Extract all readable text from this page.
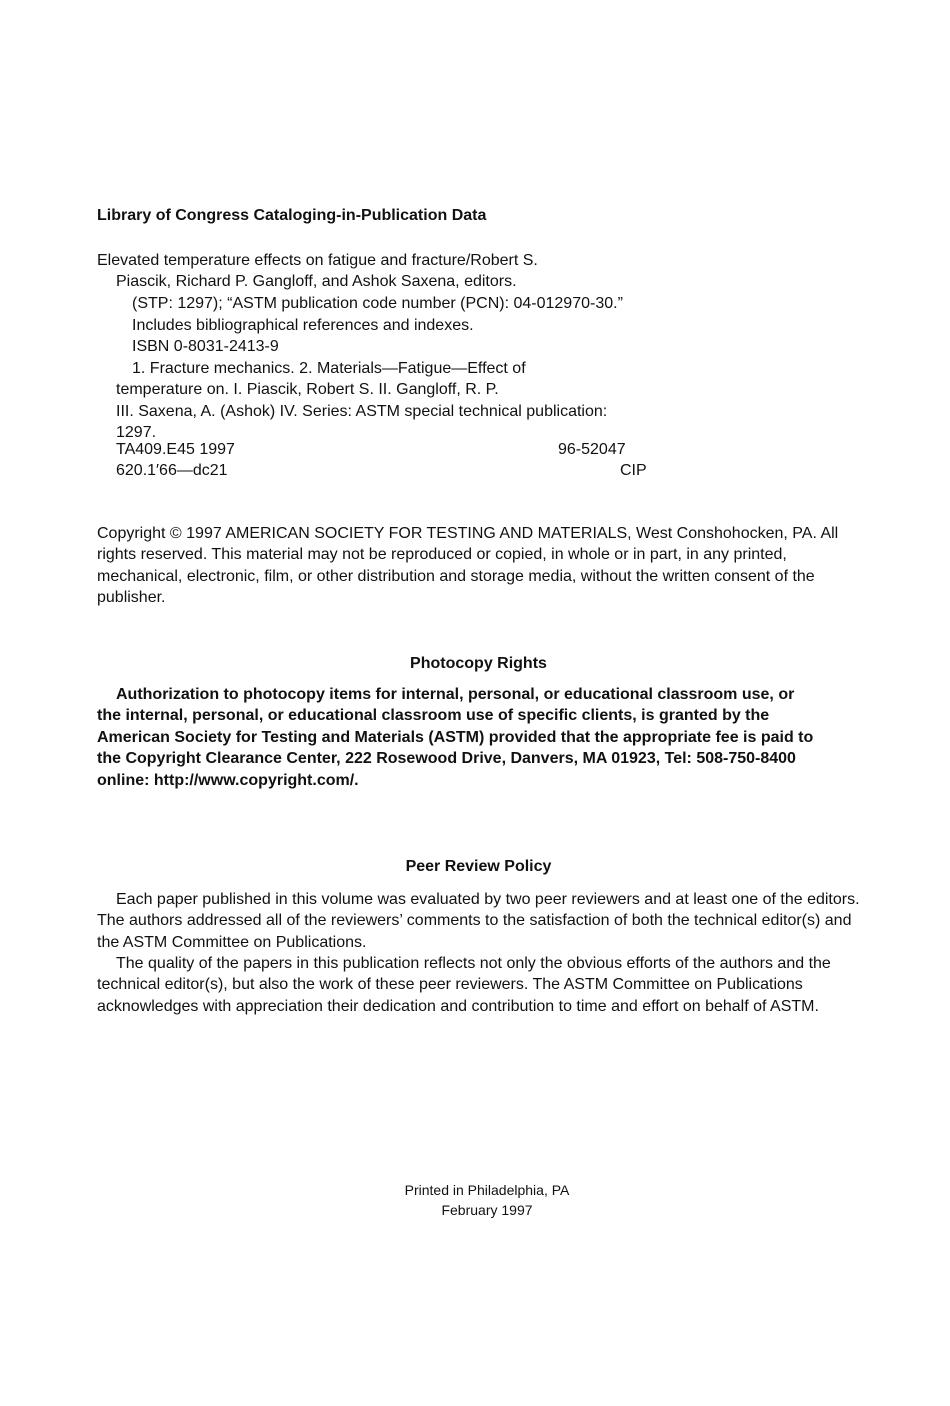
Library of Congress Cataloging-in-Publication Data
Elevated temperature effects on fatigue and fracture/Robert S.
Piascik, Richard P. Gangloff, and Ashok Saxena, editors.
(STP: 1297); “ASTM publication code number (PCN): 04-012970-30.”
Includes bibliographical references and indexes.
ISBN 0-8031-2413-9
1. Fracture mechanics. 2. Materials—Fatigue—Effect of
temperature on. I. Piascik, Robert S. II. Gangloff, R. P.
III. Saxena, A. (Ashok) IV. Series: ASTM special technical publication:
1297.
TA409.E45 1997	96-52047
620.1′66—dc21	CIP
Copyright © 1997 AMERICAN SOCIETY FOR TESTING AND MATERIALS, West Conshohocken, PA. All rights reserved. This material may not be reproduced or copied, in whole or in part, in any printed, mechanical, electronic, film, or other distribution and storage media, without the written consent of the publisher.
Photocopy Rights
Authorization to photocopy items for internal, personal, or educational classroom use, or
the internal, personal, or educational classroom use of specific clients, is granted by the
American Society for Testing and Materials (ASTM) provided that the appropriate fee is paid to
the Copyright Clearance Center, 222 Rosewood Drive, Danvers, MA 01923, Tel: 508-750-8400
online: http://www.copyright.com/.
Peer Review Policy
Each paper published in this volume was evaluated by two peer reviewers and at least one of the editors. The authors addressed all of the reviewers’ comments to the satisfaction of both the technical editor(s) and the ASTM Committee on Publications.
The quality of the papers in this publication reflects not only the obvious efforts of the authors and the technical editor(s), but also the work of these peer reviewers. The ASTM Committee on Publications acknowledges with appreciation their dedication and contribution to time and effort on behalf of ASTM.
Printed in Philadelphia, PA
February 1997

---+---

_Stated task_.
How many lines in the records above contain the word "personal"? Give only the number.

_Task response_.
2